Supplied material:

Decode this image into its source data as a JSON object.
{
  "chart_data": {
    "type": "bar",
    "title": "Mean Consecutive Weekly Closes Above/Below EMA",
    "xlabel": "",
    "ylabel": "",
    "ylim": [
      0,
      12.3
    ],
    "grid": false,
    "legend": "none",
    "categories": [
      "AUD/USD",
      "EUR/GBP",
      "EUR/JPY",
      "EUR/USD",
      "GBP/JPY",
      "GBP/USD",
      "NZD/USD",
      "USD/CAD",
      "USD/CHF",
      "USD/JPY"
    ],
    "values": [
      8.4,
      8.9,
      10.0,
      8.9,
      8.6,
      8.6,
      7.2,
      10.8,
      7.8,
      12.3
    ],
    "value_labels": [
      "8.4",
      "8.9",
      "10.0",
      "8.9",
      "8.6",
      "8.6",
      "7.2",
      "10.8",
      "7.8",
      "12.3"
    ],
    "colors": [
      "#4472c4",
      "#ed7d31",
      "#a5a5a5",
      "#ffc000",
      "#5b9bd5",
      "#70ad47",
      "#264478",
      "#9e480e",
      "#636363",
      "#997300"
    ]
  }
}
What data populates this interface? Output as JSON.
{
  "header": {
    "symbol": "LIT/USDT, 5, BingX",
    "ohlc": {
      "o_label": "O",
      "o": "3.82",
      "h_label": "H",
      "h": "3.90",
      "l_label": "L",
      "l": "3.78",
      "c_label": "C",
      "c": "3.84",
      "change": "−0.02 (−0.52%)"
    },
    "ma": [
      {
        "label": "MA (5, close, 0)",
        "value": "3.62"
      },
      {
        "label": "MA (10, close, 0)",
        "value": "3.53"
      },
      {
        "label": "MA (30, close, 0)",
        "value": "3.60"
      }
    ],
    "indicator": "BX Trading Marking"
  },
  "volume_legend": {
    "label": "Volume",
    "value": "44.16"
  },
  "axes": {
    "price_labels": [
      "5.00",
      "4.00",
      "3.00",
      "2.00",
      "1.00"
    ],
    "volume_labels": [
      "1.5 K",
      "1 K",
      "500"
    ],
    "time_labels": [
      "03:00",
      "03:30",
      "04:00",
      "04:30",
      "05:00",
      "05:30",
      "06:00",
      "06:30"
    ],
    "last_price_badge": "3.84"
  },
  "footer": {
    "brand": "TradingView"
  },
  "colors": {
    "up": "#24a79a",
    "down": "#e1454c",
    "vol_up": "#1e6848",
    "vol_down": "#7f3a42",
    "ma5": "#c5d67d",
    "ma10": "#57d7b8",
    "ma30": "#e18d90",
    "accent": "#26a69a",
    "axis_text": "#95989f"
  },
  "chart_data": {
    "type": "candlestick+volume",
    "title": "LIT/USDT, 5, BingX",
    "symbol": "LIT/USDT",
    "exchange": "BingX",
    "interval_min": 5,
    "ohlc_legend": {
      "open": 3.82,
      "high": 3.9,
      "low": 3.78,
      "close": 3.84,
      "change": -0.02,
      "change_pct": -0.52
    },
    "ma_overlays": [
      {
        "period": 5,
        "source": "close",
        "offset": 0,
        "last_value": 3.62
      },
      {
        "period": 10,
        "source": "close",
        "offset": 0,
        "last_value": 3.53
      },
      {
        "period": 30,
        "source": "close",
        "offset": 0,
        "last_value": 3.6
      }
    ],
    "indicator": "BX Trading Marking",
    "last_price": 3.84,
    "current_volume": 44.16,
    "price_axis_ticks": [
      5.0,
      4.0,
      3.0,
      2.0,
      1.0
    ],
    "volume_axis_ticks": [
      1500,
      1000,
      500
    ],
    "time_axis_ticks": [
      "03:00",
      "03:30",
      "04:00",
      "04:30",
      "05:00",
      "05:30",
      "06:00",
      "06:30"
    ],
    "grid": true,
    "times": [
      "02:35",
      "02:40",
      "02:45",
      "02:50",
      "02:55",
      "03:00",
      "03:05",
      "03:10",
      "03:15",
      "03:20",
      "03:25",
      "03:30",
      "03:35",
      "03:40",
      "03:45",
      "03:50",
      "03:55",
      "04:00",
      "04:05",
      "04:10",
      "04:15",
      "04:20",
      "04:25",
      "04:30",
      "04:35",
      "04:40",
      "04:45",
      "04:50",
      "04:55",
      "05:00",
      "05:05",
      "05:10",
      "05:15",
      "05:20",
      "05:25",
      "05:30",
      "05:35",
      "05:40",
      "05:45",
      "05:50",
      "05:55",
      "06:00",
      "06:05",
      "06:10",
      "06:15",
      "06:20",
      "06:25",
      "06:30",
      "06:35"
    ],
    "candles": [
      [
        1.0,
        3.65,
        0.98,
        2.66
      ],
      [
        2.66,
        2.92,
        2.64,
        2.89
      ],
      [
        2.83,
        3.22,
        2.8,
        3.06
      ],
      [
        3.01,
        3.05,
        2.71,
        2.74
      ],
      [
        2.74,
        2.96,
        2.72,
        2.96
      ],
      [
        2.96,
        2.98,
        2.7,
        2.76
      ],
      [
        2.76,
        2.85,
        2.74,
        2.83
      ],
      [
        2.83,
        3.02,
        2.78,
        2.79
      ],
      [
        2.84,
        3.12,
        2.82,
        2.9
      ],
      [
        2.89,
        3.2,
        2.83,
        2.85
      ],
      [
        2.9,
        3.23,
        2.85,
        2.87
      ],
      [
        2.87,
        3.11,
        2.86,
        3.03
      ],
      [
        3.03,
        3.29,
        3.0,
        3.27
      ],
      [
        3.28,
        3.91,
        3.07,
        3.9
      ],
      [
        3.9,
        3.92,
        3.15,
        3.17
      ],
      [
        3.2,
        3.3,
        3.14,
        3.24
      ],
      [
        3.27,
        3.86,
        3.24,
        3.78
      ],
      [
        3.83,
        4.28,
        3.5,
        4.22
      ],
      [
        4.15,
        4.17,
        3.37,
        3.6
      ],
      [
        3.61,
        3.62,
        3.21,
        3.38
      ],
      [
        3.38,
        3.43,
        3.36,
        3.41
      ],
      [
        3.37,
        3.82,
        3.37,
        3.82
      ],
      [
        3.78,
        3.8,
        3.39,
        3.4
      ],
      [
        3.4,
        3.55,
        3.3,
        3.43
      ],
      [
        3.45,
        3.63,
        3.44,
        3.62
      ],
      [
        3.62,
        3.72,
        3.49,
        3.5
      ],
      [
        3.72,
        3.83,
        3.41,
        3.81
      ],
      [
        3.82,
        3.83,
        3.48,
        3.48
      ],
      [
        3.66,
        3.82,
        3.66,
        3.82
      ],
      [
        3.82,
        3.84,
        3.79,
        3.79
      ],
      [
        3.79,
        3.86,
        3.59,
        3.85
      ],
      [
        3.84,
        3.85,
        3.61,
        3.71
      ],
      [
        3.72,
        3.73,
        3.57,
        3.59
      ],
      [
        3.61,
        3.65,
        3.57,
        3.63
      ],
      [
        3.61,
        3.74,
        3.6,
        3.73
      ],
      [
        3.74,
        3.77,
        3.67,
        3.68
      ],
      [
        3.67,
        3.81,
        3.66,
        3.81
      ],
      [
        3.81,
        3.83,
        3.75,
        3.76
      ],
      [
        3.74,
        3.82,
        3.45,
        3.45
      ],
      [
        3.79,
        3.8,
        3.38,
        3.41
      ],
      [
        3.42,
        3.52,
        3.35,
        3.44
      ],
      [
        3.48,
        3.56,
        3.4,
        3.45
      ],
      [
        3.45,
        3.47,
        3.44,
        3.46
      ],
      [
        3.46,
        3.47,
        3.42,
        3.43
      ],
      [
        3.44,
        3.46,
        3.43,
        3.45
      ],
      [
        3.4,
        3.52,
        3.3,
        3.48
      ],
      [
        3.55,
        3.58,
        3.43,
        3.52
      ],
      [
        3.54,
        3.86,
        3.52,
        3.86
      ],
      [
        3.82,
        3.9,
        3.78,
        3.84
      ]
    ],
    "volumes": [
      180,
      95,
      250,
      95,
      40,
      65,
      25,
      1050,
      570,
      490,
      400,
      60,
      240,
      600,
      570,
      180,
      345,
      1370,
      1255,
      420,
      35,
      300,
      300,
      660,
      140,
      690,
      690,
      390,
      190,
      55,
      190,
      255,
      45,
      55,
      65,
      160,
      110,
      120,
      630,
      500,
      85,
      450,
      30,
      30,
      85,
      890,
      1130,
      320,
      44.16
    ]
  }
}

Aim of the task:
Gather each line from the entries above that includes the word "this".

Full output:
Decode this image into its source data as a JSON object.
What data populates this interface? Output as JSON.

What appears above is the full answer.